■ DOCUMENT EXTRACT

As a rule, in children of this age group, an X-ray examination enables to unequivocally answer the question of the nature of violations of the hip joint ratios [33, 34]. For the X-ray diagnosis of violations of the hip joint ratios, the Hilgenreiner scheme (Hilgenreiner N., 1925) is widely used (Fig. 2).

 

Fig. 2. Hilgenreiner scheme. Determination of the acetabular index and height, h

 

Further, the modified Tönnis scheme (2015) is simple and easily reproducible in practical terms. It enables determination of the radiographic type of the hip joint in the absence of a focus of ossification of the femoral head epiphysis [35] (Fig. 3).

 

Fig. 3. Modified Tönnis scheme. Determination of the radiographic type of the hip joint, depending on the location of the point of the femoral head center (H-point)

 

The basic errors in performing the radiographic examination were skewed pelvis and external rotation of the lower limbs.

In analyzing the ongoing treatment, as well as treatment of children in the 1–3-months age group, most often we noted the use of orthopedic structures and procedures that are inadequate to the nature of pathology.

At the time of admission to the institute, 135 (54%) children had symptoms of femoral head dystrophy of varying severity, according to the Kalamchi and MacEwen classification [36]. Impaired blood circulation in the femoral head and neck causes postposition avascular necrosis of the femoral head (ANFH). This complication can occur with any treatment method of CHD; according to the literature, its frequency is 3%–70% [5, 36, 37]. Damage to the growth zones of the proximal femur in the child, because of ischemia or necrosis in the hip joint, leads to shortening of the neck and limb, as a whole, and multiplanar deformities of the proximal femur. This causes the development of early deforming arthrosis of the hip joint and sharply worsens the disease prognosis [3, 5, 25, 36, 38].

In our observations, the main reasons for ANFH development in the conservative treatment of children with CHD were the following: (1) absence of pre-reposition preparation; (2) one-stage attempts at closed hip repositioning; (3) fixation in the orthopedic structure with excess abduction in the hip joints, close to 90 degrees [37, 39]; (4) prolonged fixation in orthopedic structures in the absence of the femoral head repositioning; and (5) multiple attempts at closed hip abduction.

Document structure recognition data
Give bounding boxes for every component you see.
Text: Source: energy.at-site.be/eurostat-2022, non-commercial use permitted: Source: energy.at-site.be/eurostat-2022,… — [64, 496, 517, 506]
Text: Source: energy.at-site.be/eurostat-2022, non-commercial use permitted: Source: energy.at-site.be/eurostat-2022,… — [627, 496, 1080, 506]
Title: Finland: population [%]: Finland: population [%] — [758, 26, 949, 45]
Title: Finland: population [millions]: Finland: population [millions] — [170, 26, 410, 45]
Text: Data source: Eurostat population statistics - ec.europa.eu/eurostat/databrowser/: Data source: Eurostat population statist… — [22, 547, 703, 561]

■ PROBLEM DESCRIPTION
Transcribe the whole text on hip joint X-ray diagnosis word for word.

■ RESULT BELOW
As a rule, in children of this age group, an X-ray examination enables to unequivocally answer the question of the nature of violations of the hip joint ratios [33, 34]. For the X-ray diagnosis of violations of the hip joint ratios, the Hilgenreiner scheme (Hilgenreiner N., 1925) is widely used (Fig. 2).

 

Fig. 2. Hilgenreiner scheme. Determination of the acetabular index and height, h

 

Further, the modified Tönnis scheme (2015) is simple and easily reproducible in practical terms. It enables determination of the radiographic type of the hip joint in the absence of a focus of ossification of the femoral head epiphysis [35] (Fig. 3).

 

Fig. 3. Modified Tönnis scheme. Determination of the radiographic type of the hip joint, depending on the location of the point of the femoral head center (H-point)

 

The basic errors in performing the radiographic examination were skewed pelvis and external rotation of the lower limbs.

In analyzing the ongoing treatment, as well as treatment of children in the 1–3-months age group, most often we noted the use of orthopedic structures and procedures that are inadequate to the nature of pathology.

At the time of admission to the institute, 135 (54%) children had symptoms of femoral head dystrophy of varying severity, according to the Kalamchi and MacEwen classification [36]. Impaired blood circulation in the femoral head and neck causes postposition avascular necrosis of the femoral head (ANFH). This complication can occur with any treatment method of CHD; according to the literature, its frequency is 3%–70% [5, 36, 37]. Damage to the growth zones of the proximal femur in the child, because of ischemia or necrosis in the hip joint, leads to shortening of the neck and limb, as a whole, and multiplanar deformities of the proximal femur. This causes the development of early deforming arthrosis of the hip joint and sharply worsens the disease prognosis [3, 5, 25, 36, 38].

In our observations, the main reasons for ANFH development in the conservative treatment of children with CHD were the following: (1) absence of pre-reposition preparation; (2) one-stage attempts at closed hip repositioning; (3) fixation in the orthopedic structure with excess abduction in the hip joints, close to 90 degrees [37, 39]; (4) prolonged fixation in orthopedic structures in the absence of the femoral head repositioning; and (5) multiple attempts at closed hip abduction.